/---

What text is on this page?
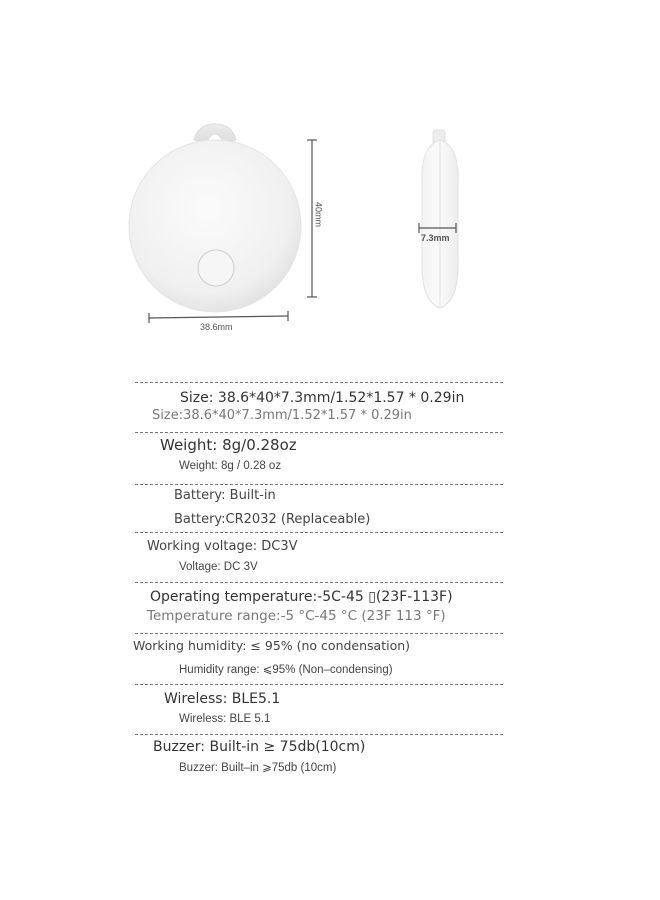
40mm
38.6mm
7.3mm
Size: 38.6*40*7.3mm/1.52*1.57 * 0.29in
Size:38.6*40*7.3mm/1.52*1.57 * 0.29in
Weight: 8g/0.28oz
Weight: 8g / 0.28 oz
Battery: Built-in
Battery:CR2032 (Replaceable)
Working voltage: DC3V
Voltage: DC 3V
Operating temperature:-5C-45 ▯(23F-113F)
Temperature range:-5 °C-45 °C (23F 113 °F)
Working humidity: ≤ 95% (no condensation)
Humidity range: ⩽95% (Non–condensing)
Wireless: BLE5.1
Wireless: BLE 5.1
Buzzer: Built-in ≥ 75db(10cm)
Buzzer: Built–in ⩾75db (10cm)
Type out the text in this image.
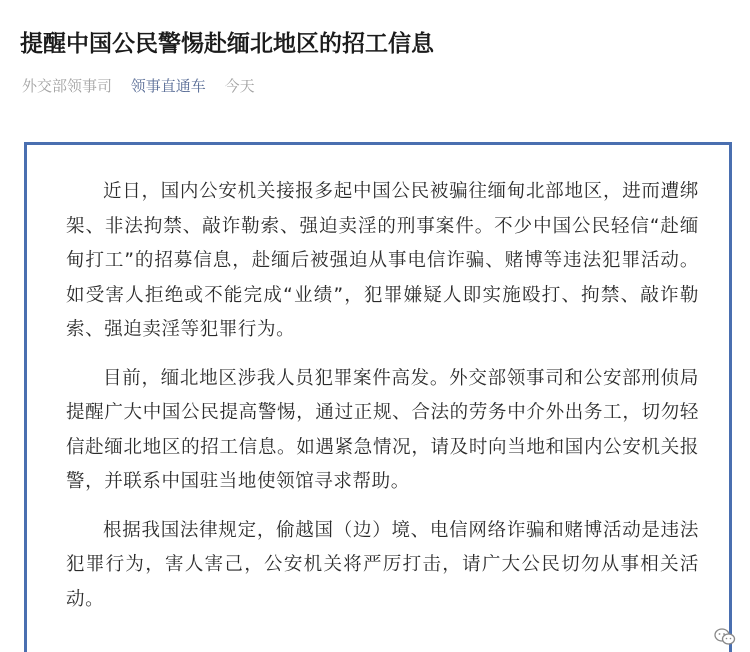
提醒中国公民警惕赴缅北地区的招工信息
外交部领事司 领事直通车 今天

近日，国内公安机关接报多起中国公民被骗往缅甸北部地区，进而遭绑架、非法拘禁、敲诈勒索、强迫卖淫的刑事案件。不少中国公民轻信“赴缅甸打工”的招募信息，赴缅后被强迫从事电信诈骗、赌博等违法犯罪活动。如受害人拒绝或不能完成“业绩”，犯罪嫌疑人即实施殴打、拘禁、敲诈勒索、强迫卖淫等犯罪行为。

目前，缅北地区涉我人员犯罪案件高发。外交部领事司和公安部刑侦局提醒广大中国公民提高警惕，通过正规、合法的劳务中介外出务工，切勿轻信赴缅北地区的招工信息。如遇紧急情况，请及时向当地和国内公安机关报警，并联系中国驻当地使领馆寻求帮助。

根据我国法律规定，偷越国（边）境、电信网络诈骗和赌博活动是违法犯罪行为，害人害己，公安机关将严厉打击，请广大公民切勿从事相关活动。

\---

GOAL. Copy out all the data exactly; skip the pictures.

WORKED SOLUTION.
What text is on this page?
40mm
38.6mm
7.3mm
Size: 38.6*40*7.3mm/1.52*1.57 * 0.29in
Size:38.6*40*7.3mm/1.52*1.57 * 0.29in
Weight: 8g/0.28oz
Weight: 8g / 0.28 oz
Battery: Built-in
Battery:CR2032 (Replaceable)
Working voltage: DC3V
Voltage: DC 3V
Operating temperature:-5C-45 ▯(23F-113F)
Temperature range:-5 °C-45 °C (23F 113 °F)
Working humidity: ≤ 95% (no condensation)
Humidity range: ⩽95% (Non–condensing)
Wireless: BLE5.1
Wireless: BLE 5.1
Buzzer: Built-in ≥ 75db(10cm)
Buzzer: Built–in ⩾75db (10cm)
Type out the text in this image.
提醒中国公民警惕赴缅北地区的招工信息
外交部领事司 领事直通车 今天

近日，国内公安机关接报多起中国公民被骗往缅甸北部地区，进而遭绑架、非法拘禁、敲诈勒索、强迫卖淫的刑事案件。不少中国公民轻信“赴缅甸打工”的招募信息，赴缅后被强迫从事电信诈骗、赌博等违法犯罪活动。如受害人拒绝或不能完成“业绩”，犯罪嫌疑人即实施殴打、拘禁、敲诈勒索、强迫卖淫等犯罪行为。

目前，缅北地区涉我人员犯罪案件高发。外交部领事司和公安部刑侦局提醒广大中国公民提高警惕，通过正规、合法的劳务中介外出务工，切勿轻信赴缅北地区的招工信息。如遇紧急情况，请及时向当地和国内公安机关报警，并联系中国驻当地使领馆寻求帮助。

根据我国法律规定，偷越国（边）境、电信网络诈骗和赌博活动是违法犯罪行为，害人害己，公安机关将严厉打击，请广大公民切勿从事相关活动。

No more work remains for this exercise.